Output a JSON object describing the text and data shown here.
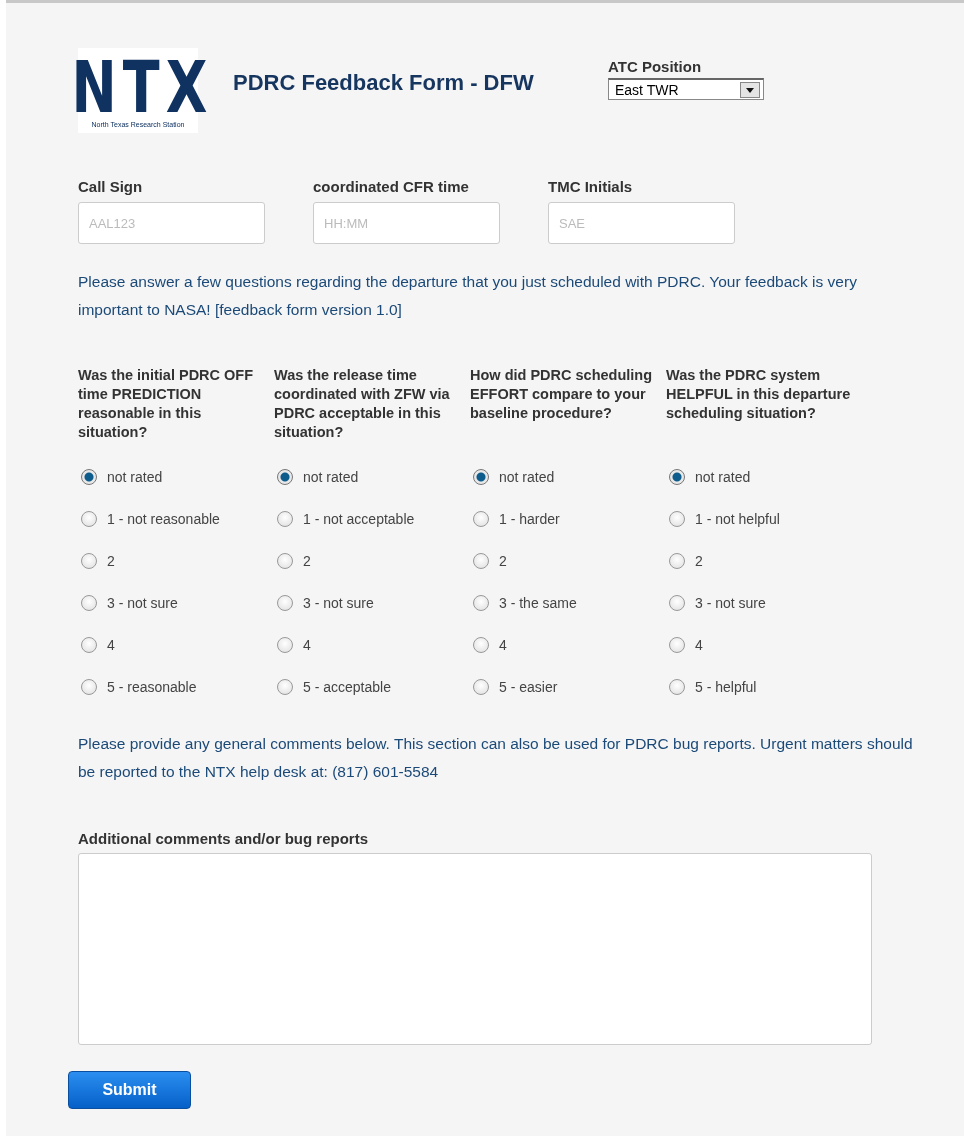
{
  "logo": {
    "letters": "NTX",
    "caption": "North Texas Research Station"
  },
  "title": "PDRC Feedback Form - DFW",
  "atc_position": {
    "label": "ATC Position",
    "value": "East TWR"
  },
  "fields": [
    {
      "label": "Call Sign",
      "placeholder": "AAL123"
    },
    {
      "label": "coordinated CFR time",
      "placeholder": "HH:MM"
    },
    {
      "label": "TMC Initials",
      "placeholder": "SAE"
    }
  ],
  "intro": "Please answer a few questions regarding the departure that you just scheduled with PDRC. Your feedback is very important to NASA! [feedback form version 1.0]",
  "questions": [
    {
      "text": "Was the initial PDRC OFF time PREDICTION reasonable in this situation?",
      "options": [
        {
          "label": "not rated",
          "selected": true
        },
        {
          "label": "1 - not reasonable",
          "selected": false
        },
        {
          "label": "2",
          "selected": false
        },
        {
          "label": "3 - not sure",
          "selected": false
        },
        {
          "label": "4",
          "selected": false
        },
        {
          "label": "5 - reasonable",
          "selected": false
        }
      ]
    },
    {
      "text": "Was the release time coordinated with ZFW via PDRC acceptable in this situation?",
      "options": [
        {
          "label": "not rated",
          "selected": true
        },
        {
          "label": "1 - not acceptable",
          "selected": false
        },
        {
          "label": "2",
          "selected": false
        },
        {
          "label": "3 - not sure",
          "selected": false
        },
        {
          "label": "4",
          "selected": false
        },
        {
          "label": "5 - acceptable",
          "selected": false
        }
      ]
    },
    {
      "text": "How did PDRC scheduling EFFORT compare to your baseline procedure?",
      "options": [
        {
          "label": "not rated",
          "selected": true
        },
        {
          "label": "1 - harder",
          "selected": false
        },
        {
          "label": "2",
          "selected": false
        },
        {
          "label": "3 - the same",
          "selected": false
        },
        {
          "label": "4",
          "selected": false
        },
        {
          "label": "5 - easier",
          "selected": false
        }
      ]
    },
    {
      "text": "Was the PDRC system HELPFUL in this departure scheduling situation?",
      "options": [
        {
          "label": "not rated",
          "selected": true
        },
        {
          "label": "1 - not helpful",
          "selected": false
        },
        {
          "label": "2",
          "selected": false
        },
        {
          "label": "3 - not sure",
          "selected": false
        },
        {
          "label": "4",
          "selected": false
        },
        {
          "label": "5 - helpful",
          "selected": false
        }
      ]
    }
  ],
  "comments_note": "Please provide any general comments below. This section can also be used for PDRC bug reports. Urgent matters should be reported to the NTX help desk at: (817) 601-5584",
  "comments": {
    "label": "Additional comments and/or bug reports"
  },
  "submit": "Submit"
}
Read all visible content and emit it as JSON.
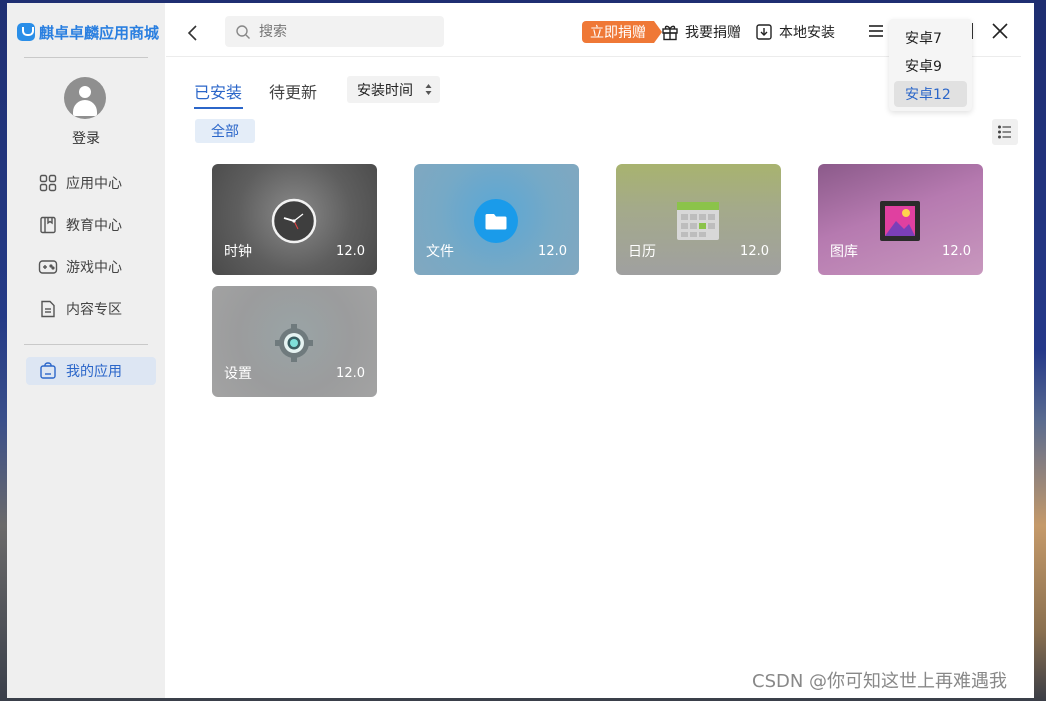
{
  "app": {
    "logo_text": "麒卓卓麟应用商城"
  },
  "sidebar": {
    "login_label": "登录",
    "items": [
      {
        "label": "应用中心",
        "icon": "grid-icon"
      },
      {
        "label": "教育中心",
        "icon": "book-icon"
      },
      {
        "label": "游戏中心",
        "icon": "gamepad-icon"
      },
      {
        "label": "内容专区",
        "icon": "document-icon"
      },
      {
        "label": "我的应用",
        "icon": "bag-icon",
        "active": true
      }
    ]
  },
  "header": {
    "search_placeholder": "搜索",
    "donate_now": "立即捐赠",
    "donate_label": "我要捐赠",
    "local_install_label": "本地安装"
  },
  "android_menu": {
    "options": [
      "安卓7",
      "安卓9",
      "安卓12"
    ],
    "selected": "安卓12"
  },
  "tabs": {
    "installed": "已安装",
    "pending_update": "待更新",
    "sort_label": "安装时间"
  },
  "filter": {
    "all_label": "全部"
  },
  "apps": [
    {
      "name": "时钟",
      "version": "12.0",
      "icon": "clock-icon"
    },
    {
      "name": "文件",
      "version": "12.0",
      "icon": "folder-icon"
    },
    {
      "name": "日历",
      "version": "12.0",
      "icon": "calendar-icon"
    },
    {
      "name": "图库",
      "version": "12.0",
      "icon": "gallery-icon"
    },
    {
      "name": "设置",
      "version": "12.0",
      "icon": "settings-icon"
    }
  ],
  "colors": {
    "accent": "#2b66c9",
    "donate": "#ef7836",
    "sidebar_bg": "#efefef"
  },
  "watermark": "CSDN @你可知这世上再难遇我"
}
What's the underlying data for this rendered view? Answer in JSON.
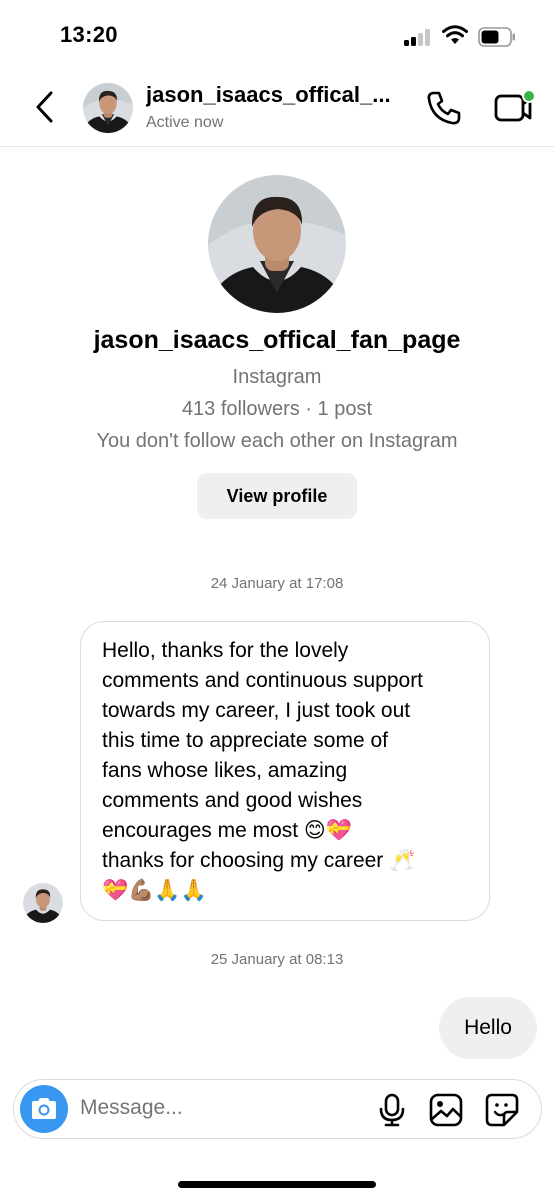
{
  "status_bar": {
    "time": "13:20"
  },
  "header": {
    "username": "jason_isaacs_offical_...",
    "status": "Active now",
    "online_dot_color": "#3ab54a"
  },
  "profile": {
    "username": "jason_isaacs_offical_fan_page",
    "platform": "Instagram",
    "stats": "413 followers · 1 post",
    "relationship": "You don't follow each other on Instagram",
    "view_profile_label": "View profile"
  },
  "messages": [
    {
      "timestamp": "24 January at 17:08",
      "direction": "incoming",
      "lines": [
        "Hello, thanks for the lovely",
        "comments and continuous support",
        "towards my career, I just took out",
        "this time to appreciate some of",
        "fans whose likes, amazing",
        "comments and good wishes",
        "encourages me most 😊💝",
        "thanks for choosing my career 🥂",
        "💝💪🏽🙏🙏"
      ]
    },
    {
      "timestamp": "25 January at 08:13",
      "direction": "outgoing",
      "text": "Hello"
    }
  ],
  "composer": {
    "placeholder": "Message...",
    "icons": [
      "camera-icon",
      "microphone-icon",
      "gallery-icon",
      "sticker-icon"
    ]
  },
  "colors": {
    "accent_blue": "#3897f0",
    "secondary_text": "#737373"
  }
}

### [EXERCISE DETAILS]
Copy every line of the listing that contains the word "just".

### [TASK ANSWER]
  "intro": "Please answer a few questions regarding the departure that you just scheduled with PDRC. Your feedback is very important to NASA! [feedback form version 1.0]",
        "towards my career, I just took out",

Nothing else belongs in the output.